#### Dataset extract ####

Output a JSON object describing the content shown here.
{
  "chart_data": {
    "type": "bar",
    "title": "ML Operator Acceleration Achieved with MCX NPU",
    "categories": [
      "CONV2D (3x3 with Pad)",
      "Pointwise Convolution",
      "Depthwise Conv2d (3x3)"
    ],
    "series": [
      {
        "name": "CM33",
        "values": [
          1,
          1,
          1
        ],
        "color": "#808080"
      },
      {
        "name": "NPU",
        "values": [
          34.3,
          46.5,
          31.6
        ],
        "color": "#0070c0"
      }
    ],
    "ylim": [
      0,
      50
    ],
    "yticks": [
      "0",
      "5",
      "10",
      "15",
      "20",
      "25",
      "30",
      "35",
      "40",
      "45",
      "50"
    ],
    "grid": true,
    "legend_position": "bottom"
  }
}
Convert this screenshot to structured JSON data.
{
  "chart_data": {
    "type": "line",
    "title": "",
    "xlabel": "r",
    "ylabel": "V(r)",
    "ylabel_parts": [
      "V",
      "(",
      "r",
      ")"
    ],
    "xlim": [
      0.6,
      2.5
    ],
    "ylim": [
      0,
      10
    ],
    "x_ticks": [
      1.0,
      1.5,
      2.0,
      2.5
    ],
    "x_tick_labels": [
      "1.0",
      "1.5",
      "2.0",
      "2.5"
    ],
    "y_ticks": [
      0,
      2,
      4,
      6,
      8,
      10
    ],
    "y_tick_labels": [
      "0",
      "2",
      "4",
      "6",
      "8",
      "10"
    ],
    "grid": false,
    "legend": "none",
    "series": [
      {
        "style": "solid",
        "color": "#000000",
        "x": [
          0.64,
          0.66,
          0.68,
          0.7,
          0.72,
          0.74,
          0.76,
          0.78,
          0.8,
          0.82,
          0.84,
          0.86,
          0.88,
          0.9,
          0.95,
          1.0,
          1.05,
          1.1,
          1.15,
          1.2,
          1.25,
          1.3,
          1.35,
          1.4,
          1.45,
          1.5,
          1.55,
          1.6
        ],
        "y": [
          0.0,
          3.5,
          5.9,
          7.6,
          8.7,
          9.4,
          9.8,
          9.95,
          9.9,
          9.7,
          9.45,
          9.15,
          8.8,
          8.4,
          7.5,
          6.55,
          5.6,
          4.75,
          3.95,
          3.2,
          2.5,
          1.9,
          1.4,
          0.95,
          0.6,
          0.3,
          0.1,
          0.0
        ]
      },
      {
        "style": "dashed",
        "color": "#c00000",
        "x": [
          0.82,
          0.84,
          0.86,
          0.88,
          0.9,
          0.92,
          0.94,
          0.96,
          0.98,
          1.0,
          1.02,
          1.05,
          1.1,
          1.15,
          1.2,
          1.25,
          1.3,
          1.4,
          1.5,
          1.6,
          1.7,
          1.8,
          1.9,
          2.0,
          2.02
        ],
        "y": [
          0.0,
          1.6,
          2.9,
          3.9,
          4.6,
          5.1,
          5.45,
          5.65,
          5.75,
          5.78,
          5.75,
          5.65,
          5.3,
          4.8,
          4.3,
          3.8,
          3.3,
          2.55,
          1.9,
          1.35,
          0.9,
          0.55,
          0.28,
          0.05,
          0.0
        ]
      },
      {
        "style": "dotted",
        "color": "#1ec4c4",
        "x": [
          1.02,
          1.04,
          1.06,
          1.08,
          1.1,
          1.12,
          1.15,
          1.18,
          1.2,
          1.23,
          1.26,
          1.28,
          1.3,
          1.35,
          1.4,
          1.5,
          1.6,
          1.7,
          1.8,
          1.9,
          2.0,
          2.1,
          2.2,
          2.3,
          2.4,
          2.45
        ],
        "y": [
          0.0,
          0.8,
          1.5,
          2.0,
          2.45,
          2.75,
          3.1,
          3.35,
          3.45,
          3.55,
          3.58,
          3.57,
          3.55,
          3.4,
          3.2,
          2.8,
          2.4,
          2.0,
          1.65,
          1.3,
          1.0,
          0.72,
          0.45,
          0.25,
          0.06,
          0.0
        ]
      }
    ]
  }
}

####

● **Given task**: Each line of the material should be duplicated exactly, please.

● **Expected answer**:
Output a JSON object describing the content shown here.
{
  "chart_data": {
    "type": "bar",
    "title": "ML Operator Acceleration Achieved with MCX NPU",
    "categories": [
      "CONV2D (3x3 with Pad)",
      "Pointwise Convolution",
      "Depthwise Conv2d (3x3)"
    ],
    "series": [
      {
        "name": "CM33",
        "values": [
          1,
          1,
          1
        ],
        "color": "#808080"
      },
      {
        "name": "NPU",
        "values": [
          34.3,
          46.5,
          31.6
        ],
        "color": "#0070c0"
      }
    ],
    "ylim": [
      0,
      50
    ],
    "yticks": [
      "0",
      "5",
      "10",
      "15",
      "20",
      "25",
      "30",
      "35",
      "40",
      "45",
      "50"
    ],
    "grid": true,
    "legend_position": "bottom"
  }
}
Convert this screenshot to structured JSON data.
{
  "chart_data": {
    "type": "line",
    "title": "",
    "xlabel": "r",
    "ylabel": "V(r)",
    "ylabel_parts": [
      "V",
      "(",
      "r",
      ")"
    ],
    "xlim": [
      0.6,
      2.5
    ],
    "ylim": [
      0,
      10
    ],
    "x_ticks": [
      1.0,
      1.5,
      2.0,
      2.5
    ],
    "x_tick_labels": [
      "1.0",
      "1.5",
      "2.0",
      "2.5"
    ],
    "y_ticks": [
      0,
      2,
      4,
      6,
      8,
      10
    ],
    "y_tick_labels": [
      "0",
      "2",
      "4",
      "6",
      "8",
      "10"
    ],
    "grid": false,
    "legend": "none",
    "series": [
      {
        "style": "solid",
        "color": "#000000",
        "x": [
          0.64,
          0.66,
          0.68,
          0.7,
          0.72,
          0.74,
          0.76,
          0.78,
          0.8,
          0.82,
          0.84,
          0.86,
          0.88,
          0.9,
          0.95,
          1.0,
          1.05,
          1.1,
          1.15,
          1.2,
          1.25,
          1.3,
          1.35,
          1.4,
          1.45,
          1.5,
          1.55,
          1.6
        ],
        "y": [
          0.0,
          3.5,
          5.9,
          7.6,
          8.7,
          9.4,
          9.8,
          9.95,
          9.9,
          9.7,
          9.45,
          9.15,
          8.8,
          8.4,
          7.5,
          6.55,
          5.6,
          4.75,
          3.95,
          3.2,
          2.5,
          1.9,
          1.4,
          0.95,
          0.6,
          0.3,
          0.1,
          0.0
        ]
      },
      {
        "style": "dashed",
        "color": "#c00000",
        "x": [
          0.82,
          0.84,
          0.86,
          0.88,
          0.9,
          0.92,
          0.94,
          0.96,
          0.98,
          1.0,
          1.02,
          1.05,
          1.1,
          1.15,
          1.2,
          1.25,
          1.3,
          1.4,
          1.5,
          1.6,
          1.7,
          1.8,
          1.9,
          2.0,
          2.02
        ],
        "y": [
          0.0,
          1.6,
          2.9,
          3.9,
          4.6,
          5.1,
          5.45,
          5.65,
          5.75,
          5.78,
          5.75,
          5.65,
          5.3,
          4.8,
          4.3,
          3.8,
          3.3,
          2.55,
          1.9,
          1.35,
          0.9,
          0.55,
          0.28,
          0.05,
          0.0
        ]
      },
      {
        "style": "dotted",
        "color": "#1ec4c4",
        "x": [
          1.02,
          1.04,
          1.06,
          1.08,
          1.1,
          1.12,
          1.15,
          1.18,
          1.2,
          1.23,
          1.26,
          1.28,
          1.3,
          1.35,
          1.4,
          1.5,
          1.6,
          1.7,
          1.8,
          1.9,
          2.0,
          2.1,
          2.2,
          2.3,
          2.4,
          2.45
        ],
        "y": [
          0.0,
          0.8,
          1.5,
          2.0,
          2.45,
          2.75,
          3.1,
          3.35,
          3.45,
          3.55,
          3.58,
          3.57,
          3.55,
          3.4,
          3.2,
          2.8,
          2.4,
          2.0,
          1.65,
          1.3,
          1.0,
          0.72,
          0.45,
          0.25,
          0.06,
          0.0
        ]
      }
    ]
  }
}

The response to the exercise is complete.